In the article on combating inappropriate content below, what forms does it say a new channel for customers could take? List all of them.

» Passage shown

= = = =

Combating Inappropriate Content in Web-Based Environments

Jeffrey Fulmer

"Markets are conversations," according to Thesis One of the 1999 Cluetrain Manifesto. Its authors claim new forms of communication have the power to transform contemporary business practices. The Internet provides a means for people to reconnect to the traditional marketplace and exchange information about products and services. During the age of mass media, most information flowed in one direction -- from producer to consumer. Communication between consumers was limited in large part due to geography. You could warn your friends about a faulty product, but we all relied on industry watchdogs to convey such information on a global scale. That is no longer the case.

Consumers now rely on a wealth of online data to help guide their purchasing decisions. They can compare pricing information in just a few minutes. They can meet satisfied and dissatisfied consumers from all over the world. The marketplace is considerably more transparent, and companies now realize they cannot control the conversations. At the same time, they now see a need for active participation. If their products are inaccurately portrayed, then it is necessary to correct the record. If consumers have legitimate complaints, then improvements must be made. Slowly but surely, they are opening consumer channels.

As an administrator, developer, or a systems architect, you may be asked to help open new channels for customers. This could take the form of a comment section on your corporate Web site, a message board, or an affiliated blog. Business people who have long controlled the conversations will undoubtedly be reluctant to take such steps. They will worry about the types of things that will appear in those forums. They have every right to worry.

In this article, I will examine pitfalls associated with a Web-based open message forum and discuss techniques to provide such an environment safely. This information will help alleviate concerns during the planning and architectural stages and provide a strategy to prevent inappropriate content from appearing in venues associated with your company.

Threats

When you design and build a system, it's important to recognize its potential threats. For the purpose of this discussion, we are concerned specifically with threats that arise from user-generated content. As an astute Sys Admin reader, let's assume that you've applied due diligence and hardened your environment against the many documented threats to a server on an open network. We're concerned with a more nuanced threat that manifests in two forms: inappropriate comments and link spam.

The Internet contains a vast array of self-correcting information. After Abe Vigoda was wrongly reported dead, a Firefox extension was provided free of charge for anyone who wanted up to the minute information on the aging actor's status. (At the time of this writing, Mr. Vigoda was still very much alive.) Despite an abundance of information, most people have the same introductory online lesson -- the world is full of social deviants. An open conversation invites participation from all types of people, but just one jerk can detract from its value. On a woodworking site, I watched in horror as one reader laughed at a woman whose dog died from eating glue. By almost any standard, that's inappropriate. If you provide an open forum, you can expect some loutish behavior. Fortunately, most people aren't anti-social. If you plan good measures to handle this sort of behavior, you can still provide user-generated content.

= = = =

» Raw data
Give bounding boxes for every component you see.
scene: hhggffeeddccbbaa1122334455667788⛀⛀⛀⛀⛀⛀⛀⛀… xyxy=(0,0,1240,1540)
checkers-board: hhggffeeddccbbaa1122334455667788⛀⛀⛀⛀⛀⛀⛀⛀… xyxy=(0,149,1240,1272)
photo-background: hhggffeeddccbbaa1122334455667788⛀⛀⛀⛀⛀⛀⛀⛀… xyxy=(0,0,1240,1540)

= = = =

» The output
- A comment section on your corporate Web site
- A message board
- An affiliated blog